WHAT IS NEEDED: Reproduce all the material exactly, minus any pictures it holds.

━━━

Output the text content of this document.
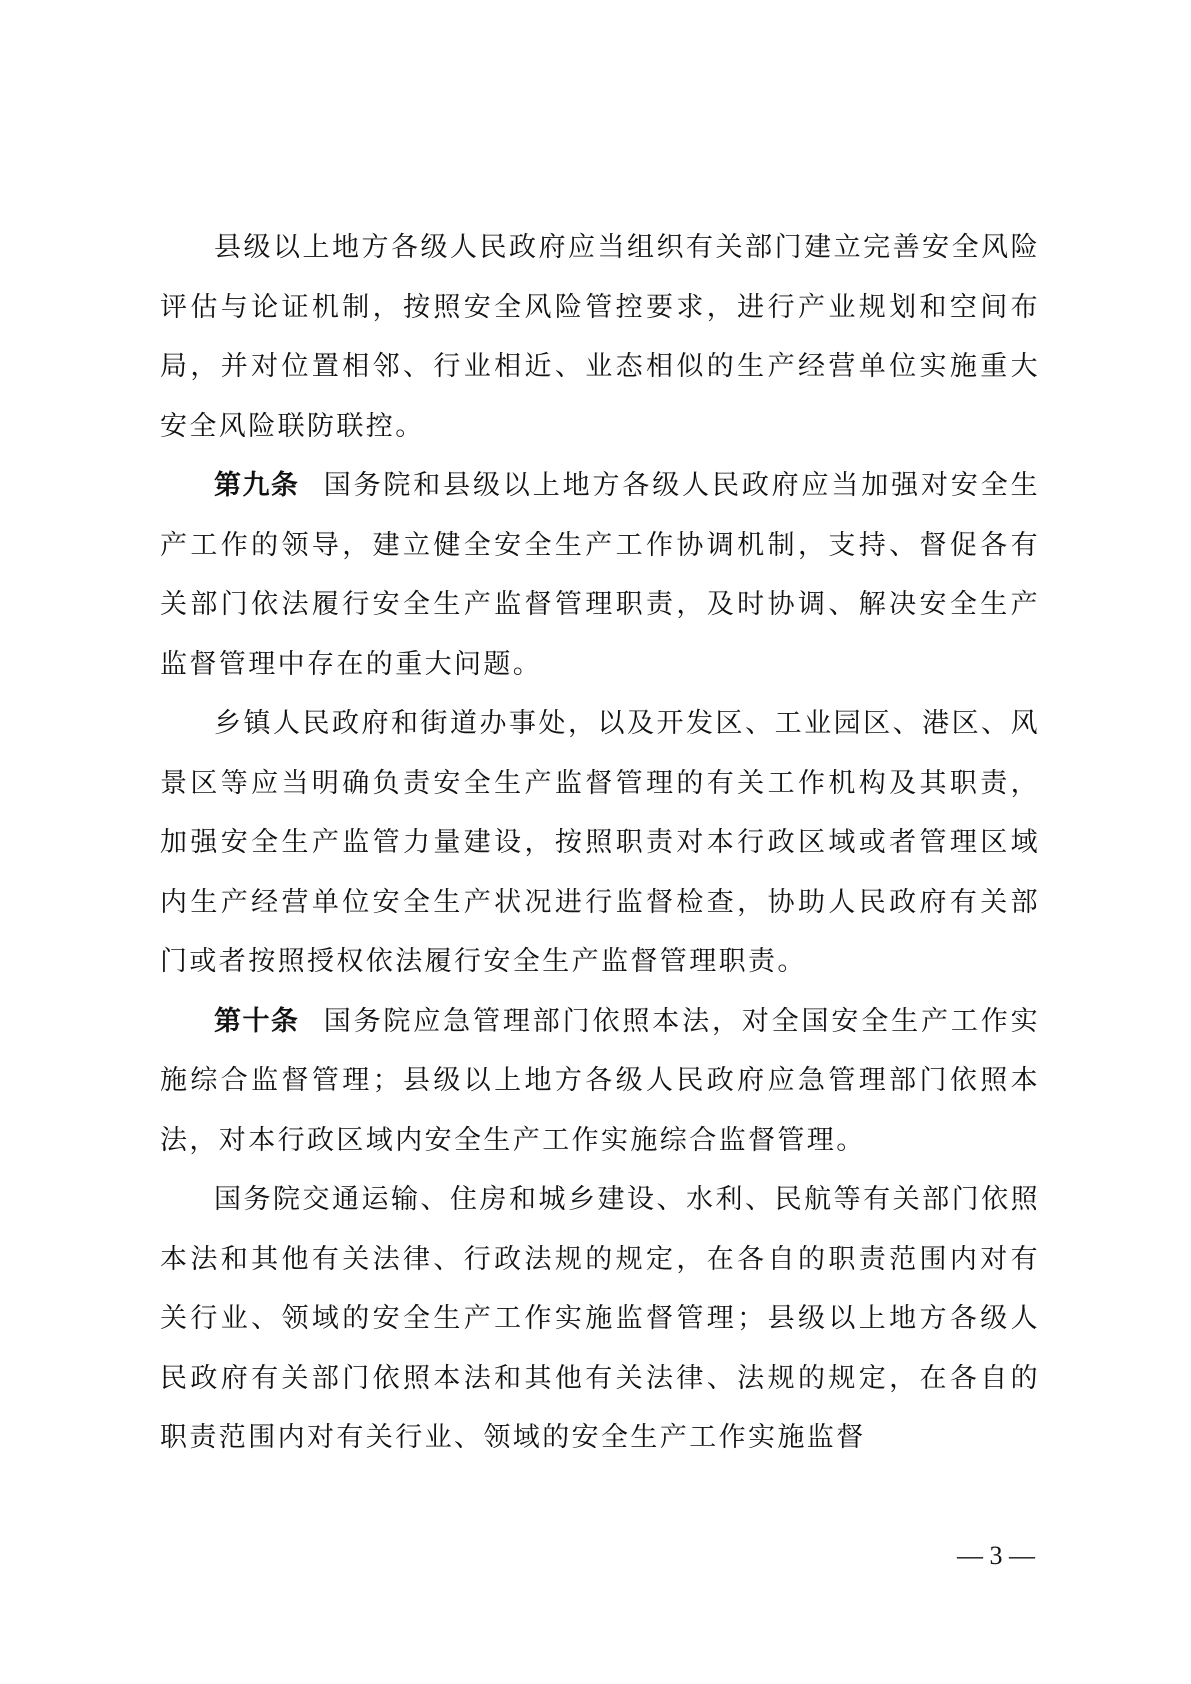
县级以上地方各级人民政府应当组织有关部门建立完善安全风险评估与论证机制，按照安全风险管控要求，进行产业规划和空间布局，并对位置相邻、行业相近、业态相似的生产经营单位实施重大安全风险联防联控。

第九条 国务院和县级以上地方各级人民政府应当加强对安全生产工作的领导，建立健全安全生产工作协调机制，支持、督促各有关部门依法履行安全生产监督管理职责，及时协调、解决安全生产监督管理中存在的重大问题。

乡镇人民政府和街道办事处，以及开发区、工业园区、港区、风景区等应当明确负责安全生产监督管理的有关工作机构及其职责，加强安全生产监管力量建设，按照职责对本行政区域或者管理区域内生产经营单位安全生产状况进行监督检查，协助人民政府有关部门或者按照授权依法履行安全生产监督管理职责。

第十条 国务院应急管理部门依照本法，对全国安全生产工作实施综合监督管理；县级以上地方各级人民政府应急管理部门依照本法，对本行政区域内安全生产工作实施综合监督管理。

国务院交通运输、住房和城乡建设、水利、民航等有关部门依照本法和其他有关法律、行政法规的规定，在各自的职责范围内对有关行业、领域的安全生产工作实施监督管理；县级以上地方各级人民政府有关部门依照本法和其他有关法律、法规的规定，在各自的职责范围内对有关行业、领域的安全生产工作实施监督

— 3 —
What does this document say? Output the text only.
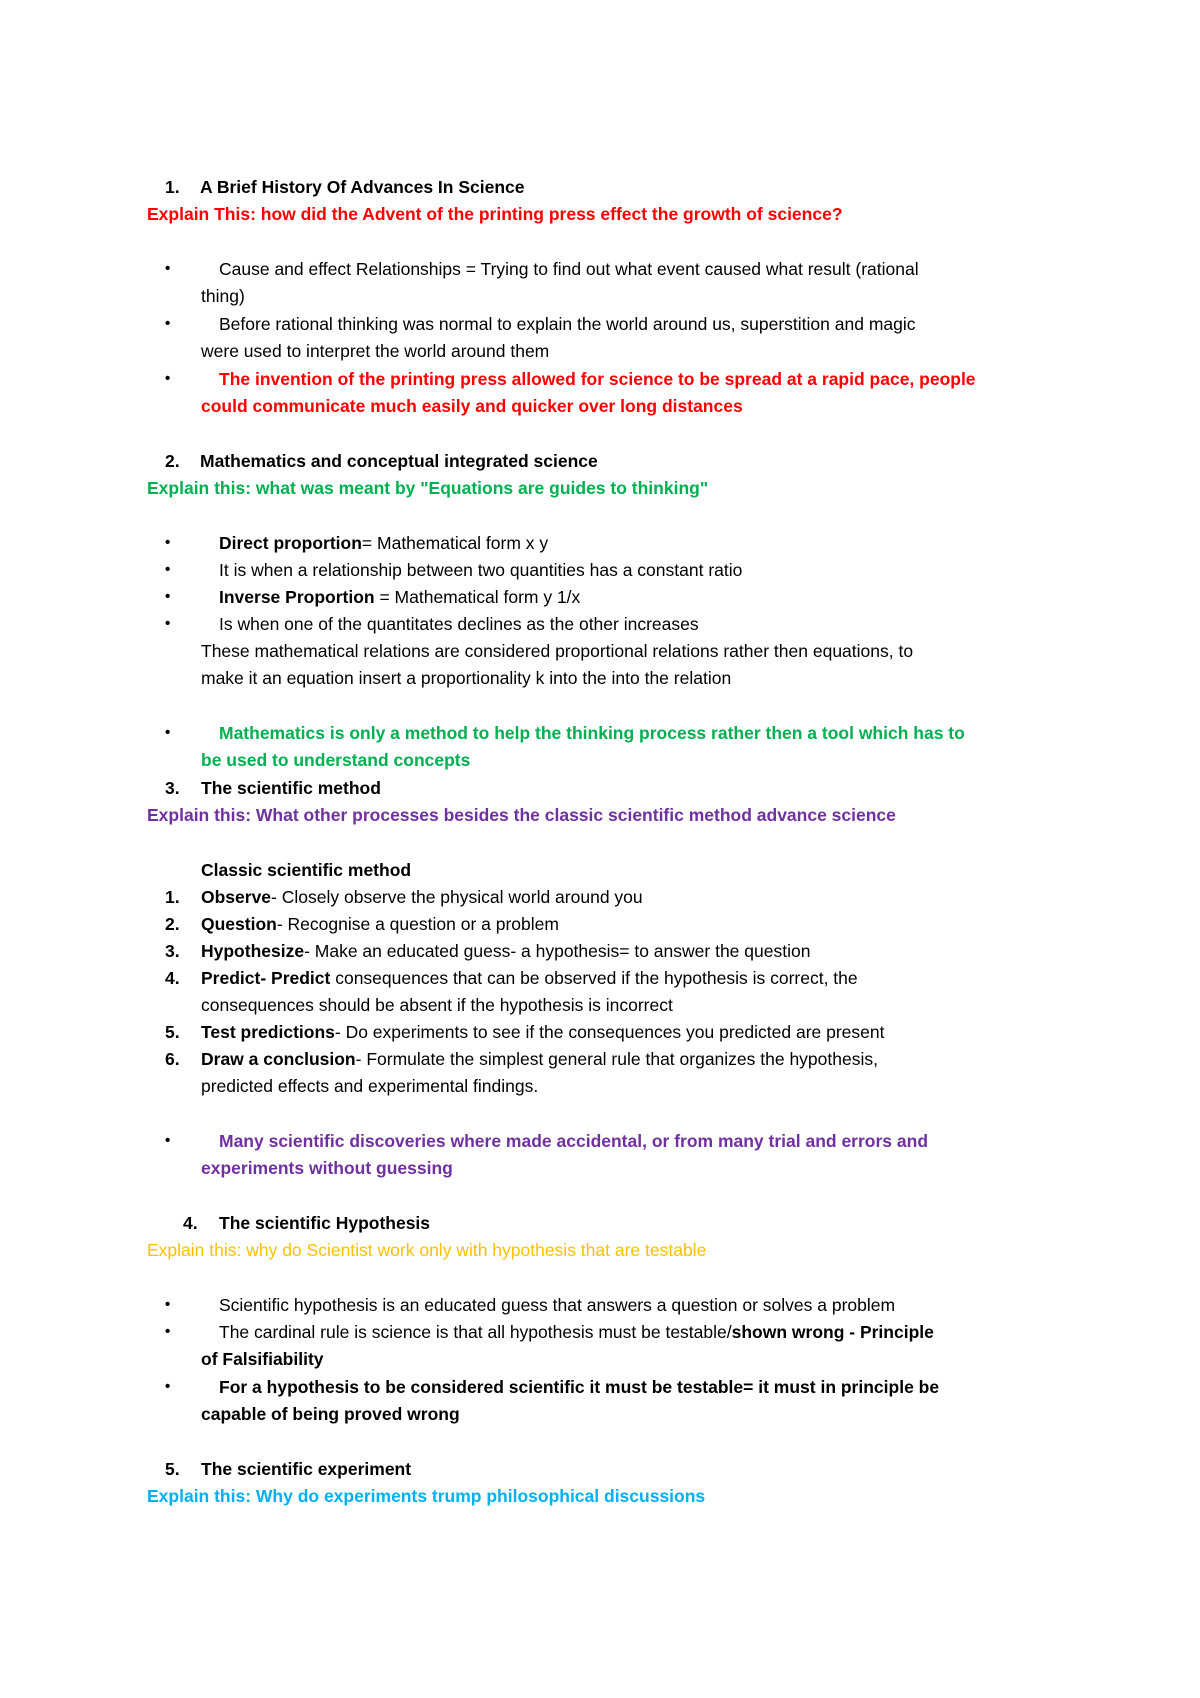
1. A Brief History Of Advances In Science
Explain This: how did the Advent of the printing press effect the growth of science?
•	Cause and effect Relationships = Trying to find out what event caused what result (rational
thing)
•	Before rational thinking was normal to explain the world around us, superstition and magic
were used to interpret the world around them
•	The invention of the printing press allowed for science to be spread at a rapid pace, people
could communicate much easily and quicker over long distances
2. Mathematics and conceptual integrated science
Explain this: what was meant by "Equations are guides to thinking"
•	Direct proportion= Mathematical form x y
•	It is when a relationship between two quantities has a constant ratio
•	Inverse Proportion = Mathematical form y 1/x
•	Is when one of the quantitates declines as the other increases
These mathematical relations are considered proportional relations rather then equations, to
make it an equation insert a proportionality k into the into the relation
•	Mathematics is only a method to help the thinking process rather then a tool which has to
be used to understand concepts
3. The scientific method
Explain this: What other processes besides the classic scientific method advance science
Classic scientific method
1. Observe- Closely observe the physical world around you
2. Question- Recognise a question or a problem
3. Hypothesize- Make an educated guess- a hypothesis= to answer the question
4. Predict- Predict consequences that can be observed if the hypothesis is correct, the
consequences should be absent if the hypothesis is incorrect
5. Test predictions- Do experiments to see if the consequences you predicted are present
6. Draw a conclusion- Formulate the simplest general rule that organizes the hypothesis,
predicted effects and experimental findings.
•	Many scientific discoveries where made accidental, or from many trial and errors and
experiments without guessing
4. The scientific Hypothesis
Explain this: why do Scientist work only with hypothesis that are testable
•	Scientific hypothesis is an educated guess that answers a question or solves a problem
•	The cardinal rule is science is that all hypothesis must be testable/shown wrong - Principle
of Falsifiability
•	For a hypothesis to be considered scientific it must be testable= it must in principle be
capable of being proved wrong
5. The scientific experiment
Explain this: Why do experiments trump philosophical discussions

━━━

TASK SOLUTION:
Output the text content of this document.
县级以上地方各级人民政府应当组织有关部门建立完善安全风险评估与论证机制，按照安全风险管控要求，进行产业规划和空间布局，并对位置相邻、行业相近、业态相似的生产经营单位实施重大安全风险联防联控。

第九条 国务院和县级以上地方各级人民政府应当加强对安全生产工作的领导，建立健全安全生产工作协调机制，支持、督促各有关部门依法履行安全生产监督管理职责，及时协调、解决安全生产监督管理中存在的重大问题。

乡镇人民政府和街道办事处，以及开发区、工业园区、港区、风景区等应当明确负责安全生产监督管理的有关工作机构及其职责，加强安全生产监管力量建设，按照职责对本行政区域或者管理区域内生产经营单位安全生产状况进行监督检查，协助人民政府有关部门或者按照授权依法履行安全生产监督管理职责。

第十条 国务院应急管理部门依照本法，对全国安全生产工作实施综合监督管理；县级以上地方各级人民政府应急管理部门依照本法，对本行政区域内安全生产工作实施综合监督管理。

国务院交通运输、住房和城乡建设、水利、民航等有关部门依照本法和其他有关法律、行政法规的规定，在各自的职责范围内对有关行业、领域的安全生产工作实施监督管理；县级以上地方各级人民政府有关部门依照本法和其他有关法律、法规的规定，在各自的职责范围内对有关行业、领域的安全生产工作实施监督

— 3 —
What does this document say? Output the text only.
1. A Brief History Of Advances In Science
Explain This: how did the Advent of the printing press effect the growth of science?
•	Cause and effect Relationships = Trying to find out what event caused what result (rational
thing)
•	Before rational thinking was normal to explain the world around us, superstition and magic
were used to interpret the world around them
•	The invention of the printing press allowed for science to be spread at a rapid pace, people
could communicate much easily and quicker over long distances
2. Mathematics and conceptual integrated science
Explain this: what was meant by "Equations are guides to thinking"
•	Direct proportion= Mathematical form x y
•	It is when a relationship between two quantities has a constant ratio
•	Inverse Proportion = Mathematical form y 1/x
•	Is when one of the quantitates declines as the other increases
These mathematical relations are considered proportional relations rather then equations, to
make it an equation insert a proportionality k into the into the relation
•	Mathematics is only a method to help the thinking process rather then a tool which has to
be used to understand concepts
3. The scientific method
Explain this: What other processes besides the classic scientific method advance science
Classic scientific method
1. Observe- Closely observe the physical world around you
2. Question- Recognise a question or a problem
3. Hypothesize- Make an educated guess- a hypothesis= to answer the question
4. Predict- Predict consequences that can be observed if the hypothesis is correct, the
consequences should be absent if the hypothesis is incorrect
5. Test predictions- Do experiments to see if the consequences you predicted are present
6. Draw a conclusion- Formulate the simplest general rule that organizes the hypothesis,
predicted effects and experimental findings.
•	Many scientific discoveries where made accidental, or from many trial and errors and
experiments without guessing
4. The scientific Hypothesis
Explain this: why do Scientist work only with hypothesis that are testable
•	Scientific hypothesis is an educated guess that answers a question or solves a problem
•	The cardinal rule is science is that all hypothesis must be testable/shown wrong - Principle
of Falsifiability
•	For a hypothesis to be considered scientific it must be testable= it must in principle be
capable of being proved wrong
5. The scientific experiment
Explain this: Why do experiments trump philosophical discussions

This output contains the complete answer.